** START OF Excerpted records **

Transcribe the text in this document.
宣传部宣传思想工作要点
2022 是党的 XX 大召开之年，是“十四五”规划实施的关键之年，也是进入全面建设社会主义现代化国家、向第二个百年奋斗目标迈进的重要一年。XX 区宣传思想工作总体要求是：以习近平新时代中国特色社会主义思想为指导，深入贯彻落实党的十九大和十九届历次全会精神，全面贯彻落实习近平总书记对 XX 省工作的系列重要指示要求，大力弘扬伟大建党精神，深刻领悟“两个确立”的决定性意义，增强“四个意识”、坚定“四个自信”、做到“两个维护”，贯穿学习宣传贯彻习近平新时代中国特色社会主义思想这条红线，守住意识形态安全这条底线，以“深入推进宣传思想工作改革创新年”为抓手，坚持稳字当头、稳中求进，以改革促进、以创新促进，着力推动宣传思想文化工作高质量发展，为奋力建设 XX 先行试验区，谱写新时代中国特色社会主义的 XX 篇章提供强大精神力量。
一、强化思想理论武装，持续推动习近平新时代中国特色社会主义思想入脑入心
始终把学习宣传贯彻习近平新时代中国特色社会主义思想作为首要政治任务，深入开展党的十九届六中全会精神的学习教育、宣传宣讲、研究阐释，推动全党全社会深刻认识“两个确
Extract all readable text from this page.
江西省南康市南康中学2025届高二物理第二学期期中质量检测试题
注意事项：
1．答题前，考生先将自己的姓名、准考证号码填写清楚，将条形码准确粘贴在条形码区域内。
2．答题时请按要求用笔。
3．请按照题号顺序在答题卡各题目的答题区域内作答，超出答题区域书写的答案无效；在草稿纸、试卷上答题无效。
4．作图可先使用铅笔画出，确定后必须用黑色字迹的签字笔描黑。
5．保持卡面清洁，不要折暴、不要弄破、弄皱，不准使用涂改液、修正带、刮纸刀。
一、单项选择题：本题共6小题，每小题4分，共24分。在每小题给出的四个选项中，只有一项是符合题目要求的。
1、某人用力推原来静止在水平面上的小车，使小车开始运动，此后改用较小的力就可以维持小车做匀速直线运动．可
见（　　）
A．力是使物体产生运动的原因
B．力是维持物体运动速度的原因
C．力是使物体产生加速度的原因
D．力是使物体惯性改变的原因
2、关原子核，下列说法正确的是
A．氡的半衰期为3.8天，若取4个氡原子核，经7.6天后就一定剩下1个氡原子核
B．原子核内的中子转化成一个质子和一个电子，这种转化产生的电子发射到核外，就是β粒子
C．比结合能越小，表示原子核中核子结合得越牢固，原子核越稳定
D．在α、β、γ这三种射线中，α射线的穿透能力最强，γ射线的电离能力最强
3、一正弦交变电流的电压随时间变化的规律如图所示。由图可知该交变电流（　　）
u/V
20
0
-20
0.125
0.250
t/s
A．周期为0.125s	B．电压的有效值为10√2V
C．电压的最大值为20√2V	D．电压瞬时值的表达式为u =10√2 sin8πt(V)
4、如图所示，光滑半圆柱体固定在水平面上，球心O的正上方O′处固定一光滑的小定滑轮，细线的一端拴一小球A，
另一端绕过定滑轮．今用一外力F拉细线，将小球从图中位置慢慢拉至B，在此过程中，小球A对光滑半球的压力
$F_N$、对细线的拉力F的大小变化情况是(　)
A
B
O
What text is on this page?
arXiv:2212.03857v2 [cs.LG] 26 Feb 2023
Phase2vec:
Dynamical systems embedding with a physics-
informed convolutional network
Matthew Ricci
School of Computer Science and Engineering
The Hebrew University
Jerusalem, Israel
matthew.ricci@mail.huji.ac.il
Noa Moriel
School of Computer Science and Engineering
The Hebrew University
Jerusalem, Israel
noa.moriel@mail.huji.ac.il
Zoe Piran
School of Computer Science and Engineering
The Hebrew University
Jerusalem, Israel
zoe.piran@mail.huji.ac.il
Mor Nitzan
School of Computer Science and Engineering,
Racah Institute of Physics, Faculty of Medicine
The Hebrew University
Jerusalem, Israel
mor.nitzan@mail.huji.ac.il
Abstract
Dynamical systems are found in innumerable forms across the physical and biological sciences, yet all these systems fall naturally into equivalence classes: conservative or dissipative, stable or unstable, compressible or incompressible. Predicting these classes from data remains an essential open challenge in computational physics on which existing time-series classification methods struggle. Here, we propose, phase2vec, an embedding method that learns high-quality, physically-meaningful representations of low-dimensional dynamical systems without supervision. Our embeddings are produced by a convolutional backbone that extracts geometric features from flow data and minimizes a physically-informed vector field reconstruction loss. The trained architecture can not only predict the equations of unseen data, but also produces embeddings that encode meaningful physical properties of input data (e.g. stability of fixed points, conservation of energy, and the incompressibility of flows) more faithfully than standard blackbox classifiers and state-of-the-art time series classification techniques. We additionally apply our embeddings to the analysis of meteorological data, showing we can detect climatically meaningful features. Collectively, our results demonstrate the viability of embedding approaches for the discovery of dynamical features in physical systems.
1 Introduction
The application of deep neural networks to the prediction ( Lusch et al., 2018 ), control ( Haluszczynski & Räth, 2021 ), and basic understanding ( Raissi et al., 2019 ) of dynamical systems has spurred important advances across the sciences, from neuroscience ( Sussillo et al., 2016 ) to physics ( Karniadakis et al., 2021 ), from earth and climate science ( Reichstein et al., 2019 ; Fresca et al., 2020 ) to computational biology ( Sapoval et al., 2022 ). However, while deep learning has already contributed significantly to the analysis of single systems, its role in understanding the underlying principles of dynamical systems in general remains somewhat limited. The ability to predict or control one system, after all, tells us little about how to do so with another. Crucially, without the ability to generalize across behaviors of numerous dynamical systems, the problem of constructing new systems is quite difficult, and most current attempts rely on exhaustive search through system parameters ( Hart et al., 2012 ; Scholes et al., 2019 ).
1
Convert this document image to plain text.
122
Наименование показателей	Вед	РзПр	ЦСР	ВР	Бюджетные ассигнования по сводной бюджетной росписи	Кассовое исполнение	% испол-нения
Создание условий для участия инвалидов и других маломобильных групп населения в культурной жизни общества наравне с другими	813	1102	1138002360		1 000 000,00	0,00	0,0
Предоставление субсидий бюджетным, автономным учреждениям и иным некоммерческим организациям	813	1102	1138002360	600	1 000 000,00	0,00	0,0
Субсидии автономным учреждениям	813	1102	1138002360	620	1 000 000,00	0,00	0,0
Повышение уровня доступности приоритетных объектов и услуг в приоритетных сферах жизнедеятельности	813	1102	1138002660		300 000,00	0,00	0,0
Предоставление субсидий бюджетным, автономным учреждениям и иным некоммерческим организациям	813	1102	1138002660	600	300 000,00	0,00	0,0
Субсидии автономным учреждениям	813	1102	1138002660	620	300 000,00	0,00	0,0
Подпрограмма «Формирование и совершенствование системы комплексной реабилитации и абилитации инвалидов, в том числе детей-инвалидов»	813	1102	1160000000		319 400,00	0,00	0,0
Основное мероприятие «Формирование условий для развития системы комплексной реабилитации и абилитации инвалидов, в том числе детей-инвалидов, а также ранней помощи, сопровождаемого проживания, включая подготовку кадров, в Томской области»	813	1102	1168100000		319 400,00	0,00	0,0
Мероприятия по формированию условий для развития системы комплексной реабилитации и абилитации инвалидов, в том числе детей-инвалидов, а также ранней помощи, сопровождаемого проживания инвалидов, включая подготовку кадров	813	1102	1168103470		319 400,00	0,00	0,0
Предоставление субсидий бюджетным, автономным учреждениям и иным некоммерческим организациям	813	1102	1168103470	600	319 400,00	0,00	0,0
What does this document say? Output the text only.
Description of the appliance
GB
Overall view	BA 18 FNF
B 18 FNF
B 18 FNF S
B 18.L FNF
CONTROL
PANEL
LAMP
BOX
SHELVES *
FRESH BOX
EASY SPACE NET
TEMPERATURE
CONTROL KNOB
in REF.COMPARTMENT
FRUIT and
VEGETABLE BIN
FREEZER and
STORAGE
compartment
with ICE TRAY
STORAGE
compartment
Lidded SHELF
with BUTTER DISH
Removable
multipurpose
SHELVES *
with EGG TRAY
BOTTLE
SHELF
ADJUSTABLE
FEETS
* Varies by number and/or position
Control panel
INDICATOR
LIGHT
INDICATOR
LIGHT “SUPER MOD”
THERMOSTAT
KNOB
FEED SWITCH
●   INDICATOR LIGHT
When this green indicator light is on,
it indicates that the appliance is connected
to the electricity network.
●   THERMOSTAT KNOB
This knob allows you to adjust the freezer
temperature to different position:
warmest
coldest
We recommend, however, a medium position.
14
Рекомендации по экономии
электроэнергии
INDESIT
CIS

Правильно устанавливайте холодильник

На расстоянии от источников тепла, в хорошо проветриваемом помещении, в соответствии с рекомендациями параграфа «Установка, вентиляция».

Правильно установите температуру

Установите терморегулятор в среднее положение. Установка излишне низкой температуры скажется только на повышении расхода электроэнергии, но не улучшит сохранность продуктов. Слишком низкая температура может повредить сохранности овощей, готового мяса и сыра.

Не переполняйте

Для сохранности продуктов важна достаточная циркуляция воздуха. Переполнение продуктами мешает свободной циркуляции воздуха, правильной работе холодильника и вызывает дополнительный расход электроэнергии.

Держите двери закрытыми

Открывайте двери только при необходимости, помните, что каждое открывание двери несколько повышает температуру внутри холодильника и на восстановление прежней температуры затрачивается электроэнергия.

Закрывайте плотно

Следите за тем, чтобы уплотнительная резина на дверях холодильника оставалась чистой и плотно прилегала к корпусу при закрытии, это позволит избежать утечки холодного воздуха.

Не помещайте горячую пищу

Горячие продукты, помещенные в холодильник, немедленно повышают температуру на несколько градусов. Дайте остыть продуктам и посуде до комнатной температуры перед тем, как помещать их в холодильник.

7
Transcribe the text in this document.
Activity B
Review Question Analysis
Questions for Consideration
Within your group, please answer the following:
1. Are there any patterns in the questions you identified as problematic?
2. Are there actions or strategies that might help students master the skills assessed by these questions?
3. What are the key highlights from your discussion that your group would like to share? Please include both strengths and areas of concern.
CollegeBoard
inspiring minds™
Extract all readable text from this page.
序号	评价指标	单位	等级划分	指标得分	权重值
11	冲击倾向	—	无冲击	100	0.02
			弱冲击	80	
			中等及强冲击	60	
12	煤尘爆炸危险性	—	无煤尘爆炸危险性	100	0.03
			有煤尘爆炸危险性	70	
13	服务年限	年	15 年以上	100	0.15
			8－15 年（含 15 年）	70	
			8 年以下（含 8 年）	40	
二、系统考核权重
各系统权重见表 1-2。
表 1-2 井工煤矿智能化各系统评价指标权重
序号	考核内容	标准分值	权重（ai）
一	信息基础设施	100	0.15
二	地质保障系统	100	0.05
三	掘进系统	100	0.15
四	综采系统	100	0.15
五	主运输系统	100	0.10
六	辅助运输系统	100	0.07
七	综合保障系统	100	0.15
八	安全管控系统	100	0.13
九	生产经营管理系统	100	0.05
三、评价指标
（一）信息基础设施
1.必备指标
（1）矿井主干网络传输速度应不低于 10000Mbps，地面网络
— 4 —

** END OF Excerpted records **

- Exercise directions:
Filter the records above for "реабилитации" and copy every matching line.

- Written solution:
Подпрограмма «Формирование и совершенствование системы комплексной реабилитации и абилитации инвалидов, в том числе детей-инвалидов»	813	1102	1160000000		319 400,00	0,00	0,0
Основное мероприятие «Формирование условий для развития системы комплексной реабилитации и абилитации инвалидов, в том числе детей-инвалидов, а также ранней помощи, сопровождаемого проживания, включая подготовку кадров, в Томской области»	813	1102	1168100000		319 400,00	0,00	0,0
Мероприятия по формированию условий для развития системы комплексной реабилитации и абилитации инвалидов, в том числе детей-инвалидов, а также ранней помощи, сопровождаемого проживания инвалидов, включая подготовку кадров	813	1102	1168103470		319 400,00	0,00	0,0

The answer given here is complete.